Retype all of the data exactly as given.

▸ **DATA FOR THIS TASK**
<<<<

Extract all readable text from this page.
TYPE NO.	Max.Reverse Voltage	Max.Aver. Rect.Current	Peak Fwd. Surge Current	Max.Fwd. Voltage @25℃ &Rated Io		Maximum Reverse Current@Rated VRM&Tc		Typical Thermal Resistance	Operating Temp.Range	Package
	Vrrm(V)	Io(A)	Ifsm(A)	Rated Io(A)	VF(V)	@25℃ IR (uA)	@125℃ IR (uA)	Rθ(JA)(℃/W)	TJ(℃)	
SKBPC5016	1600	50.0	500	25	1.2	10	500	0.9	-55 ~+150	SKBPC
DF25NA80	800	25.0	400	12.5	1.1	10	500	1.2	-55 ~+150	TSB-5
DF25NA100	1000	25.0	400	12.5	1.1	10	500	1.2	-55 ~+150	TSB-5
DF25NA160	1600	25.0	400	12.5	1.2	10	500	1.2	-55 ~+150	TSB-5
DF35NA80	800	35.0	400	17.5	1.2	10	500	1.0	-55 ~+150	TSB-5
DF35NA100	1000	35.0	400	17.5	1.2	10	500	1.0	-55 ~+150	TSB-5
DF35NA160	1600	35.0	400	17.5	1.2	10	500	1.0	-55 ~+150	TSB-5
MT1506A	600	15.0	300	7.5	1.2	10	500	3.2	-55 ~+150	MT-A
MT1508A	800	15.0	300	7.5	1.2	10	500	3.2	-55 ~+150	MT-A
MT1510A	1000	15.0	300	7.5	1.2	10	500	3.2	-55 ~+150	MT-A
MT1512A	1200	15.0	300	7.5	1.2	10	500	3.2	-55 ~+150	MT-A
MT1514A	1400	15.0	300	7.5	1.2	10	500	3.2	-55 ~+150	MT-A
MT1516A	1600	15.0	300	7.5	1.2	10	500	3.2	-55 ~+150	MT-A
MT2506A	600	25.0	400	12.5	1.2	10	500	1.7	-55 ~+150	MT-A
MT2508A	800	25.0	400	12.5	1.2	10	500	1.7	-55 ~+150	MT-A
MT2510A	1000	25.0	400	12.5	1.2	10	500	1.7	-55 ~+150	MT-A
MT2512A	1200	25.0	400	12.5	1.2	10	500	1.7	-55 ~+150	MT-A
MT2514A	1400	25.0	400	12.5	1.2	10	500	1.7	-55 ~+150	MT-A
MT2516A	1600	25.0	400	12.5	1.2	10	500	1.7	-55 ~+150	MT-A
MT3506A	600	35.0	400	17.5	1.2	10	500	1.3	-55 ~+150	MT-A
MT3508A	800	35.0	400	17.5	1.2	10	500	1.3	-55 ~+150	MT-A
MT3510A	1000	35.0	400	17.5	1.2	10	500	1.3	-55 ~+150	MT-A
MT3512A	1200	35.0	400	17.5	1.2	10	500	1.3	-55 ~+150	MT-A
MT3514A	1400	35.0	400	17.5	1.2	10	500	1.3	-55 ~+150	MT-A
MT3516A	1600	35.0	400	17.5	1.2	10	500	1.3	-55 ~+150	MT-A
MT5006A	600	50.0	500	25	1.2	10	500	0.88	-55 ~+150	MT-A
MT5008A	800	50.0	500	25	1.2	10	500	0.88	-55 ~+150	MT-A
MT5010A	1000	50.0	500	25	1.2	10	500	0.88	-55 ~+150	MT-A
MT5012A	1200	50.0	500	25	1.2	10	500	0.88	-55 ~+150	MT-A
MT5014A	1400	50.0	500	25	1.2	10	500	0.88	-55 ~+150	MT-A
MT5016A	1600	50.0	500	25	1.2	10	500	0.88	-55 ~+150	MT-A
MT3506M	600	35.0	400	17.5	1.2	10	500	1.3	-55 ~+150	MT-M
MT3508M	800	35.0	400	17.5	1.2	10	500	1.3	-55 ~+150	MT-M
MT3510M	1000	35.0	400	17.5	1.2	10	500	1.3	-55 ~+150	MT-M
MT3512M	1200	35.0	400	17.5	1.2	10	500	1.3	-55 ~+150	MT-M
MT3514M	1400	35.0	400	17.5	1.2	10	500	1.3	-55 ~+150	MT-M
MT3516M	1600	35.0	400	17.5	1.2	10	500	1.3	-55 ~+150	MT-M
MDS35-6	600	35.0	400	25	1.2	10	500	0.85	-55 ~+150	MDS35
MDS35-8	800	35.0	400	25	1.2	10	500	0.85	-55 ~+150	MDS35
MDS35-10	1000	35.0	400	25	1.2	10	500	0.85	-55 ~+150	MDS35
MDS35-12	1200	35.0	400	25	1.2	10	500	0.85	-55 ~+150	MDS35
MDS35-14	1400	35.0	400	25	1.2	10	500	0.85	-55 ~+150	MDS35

>>>>

▸ **REPLY TO THE TASK**
Extract all readable text from this page.
TYPE NO.	Max.Reverse Voltage	Max.Aver. Rect.Current	Peak Fwd. Surge Current	Max.Fwd. Voltage @25℃ &Rated Io		Maximum Reverse Current@Rated VRM&Tc		Typical Thermal Resistance	Operating Temp.Range	Package
	Vrrm(V)	Io(A)	Ifsm(A)	Rated Io(A)	VF(V)	@25℃ IR (uA)	@125℃ IR (uA)	Rθ(JA)(℃/W)	TJ(℃)	
SKBPC5016	1600	50.0	500	25	1.2	10	500	0.9	-55 ~+150	SKBPC
DF25NA80	800	25.0	400	12.5	1.1	10	500	1.2	-55 ~+150	TSB-5
DF25NA100	1000	25.0	400	12.5	1.1	10	500	1.2	-55 ~+150	TSB-5
DF25NA160	1600	25.0	400	12.5	1.2	10	500	1.2	-55 ~+150	TSB-5
DF35NA80	800	35.0	400	17.5	1.2	10	500	1.0	-55 ~+150	TSB-5
DF35NA100	1000	35.0	400	17.5	1.2	10	500	1.0	-55 ~+150	TSB-5
DF35NA160	1600	35.0	400	17.5	1.2	10	500	1.0	-55 ~+150	TSB-5
MT1506A	600	15.0	300	7.5	1.2	10	500	3.2	-55 ~+150	MT-A
MT1508A	800	15.0	300	7.5	1.2	10	500	3.2	-55 ~+150	MT-A
MT1510A	1000	15.0	300	7.5	1.2	10	500	3.2	-55 ~+150	MT-A
MT1512A	1200	15.0	300	7.5	1.2	10	500	3.2	-55 ~+150	MT-A
MT1514A	1400	15.0	300	7.5	1.2	10	500	3.2	-55 ~+150	MT-A
MT1516A	1600	15.0	300	7.5	1.2	10	500	3.2	-55 ~+150	MT-A
MT2506A	600	25.0	400	12.5	1.2	10	500	1.7	-55 ~+150	MT-A
MT2508A	800	25.0	400	12.5	1.2	10	500	1.7	-55 ~+150	MT-A
MT2510A	1000	25.0	400	12.5	1.2	10	500	1.7	-55 ~+150	MT-A
MT2512A	1200	25.0	400	12.5	1.2	10	500	1.7	-55 ~+150	MT-A
MT2514A	1400	25.0	400	12.5	1.2	10	500	1.7	-55 ~+150	MT-A
MT2516A	1600	25.0	400	12.5	1.2	10	500	1.7	-55 ~+150	MT-A
MT3506A	600	35.0	400	17.5	1.2	10	500	1.3	-55 ~+150	MT-A
MT3508A	800	35.0	400	17.5	1.2	10	500	1.3	-55 ~+150	MT-A
MT3510A	1000	35.0	400	17.5	1.2	10	500	1.3	-55 ~+150	MT-A
MT3512A	1200	35.0	400	17.5	1.2	10	500	1.3	-55 ~+150	MT-A
MT3514A	1400	35.0	400	17.5	1.2	10	500	1.3	-55 ~+150	MT-A
MT3516A	1600	35.0	400	17.5	1.2	10	500	1.3	-55 ~+150	MT-A
MT5006A	600	50.0	500	25	1.2	10	500	0.88	-55 ~+150	MT-A
MT5008A	800	50.0	500	25	1.2	10	500	0.88	-55 ~+150	MT-A
MT5010A	1000	50.0	500	25	1.2	10	500	0.88	-55 ~+150	MT-A
MT5012A	1200	50.0	500	25	1.2	10	500	0.88	-55 ~+150	MT-A
MT5014A	1400	50.0	500	25	1.2	10	500	0.88	-55 ~+150	MT-A
MT5016A	1600	50.0	500	25	1.2	10	500	0.88	-55 ~+150	MT-A
MT3506M	600	35.0	400	17.5	1.2	10	500	1.3	-55 ~+150	MT-M
MT3508M	800	35.0	400	17.5	1.2	10	500	1.3	-55 ~+150	MT-M
MT3510M	1000	35.0	400	17.5	1.2	10	500	1.3	-55 ~+150	MT-M
MT3512M	1200	35.0	400	17.5	1.2	10	500	1.3	-55 ~+150	MT-M
MT3514M	1400	35.0	400	17.5	1.2	10	500	1.3	-55 ~+150	MT-M
MT3516M	1600	35.0	400	17.5	1.2	10	500	1.3	-55 ~+150	MT-M
MDS35-6	600	35.0	400	25	1.2	10	500	0.85	-55 ~+150	MDS35
MDS35-8	800	35.0	400	25	1.2	10	500	0.85	-55 ~+150	MDS35
MDS35-10	1000	35.0	400	25	1.2	10	500	0.85	-55 ~+150	MDS35
MDS35-12	1200	35.0	400	25	1.2	10	500	0.85	-55 ~+150	MDS35
MDS35-14	1400	35.0	400	25	1.2	10	500	0.85	-55 ~+150	MDS35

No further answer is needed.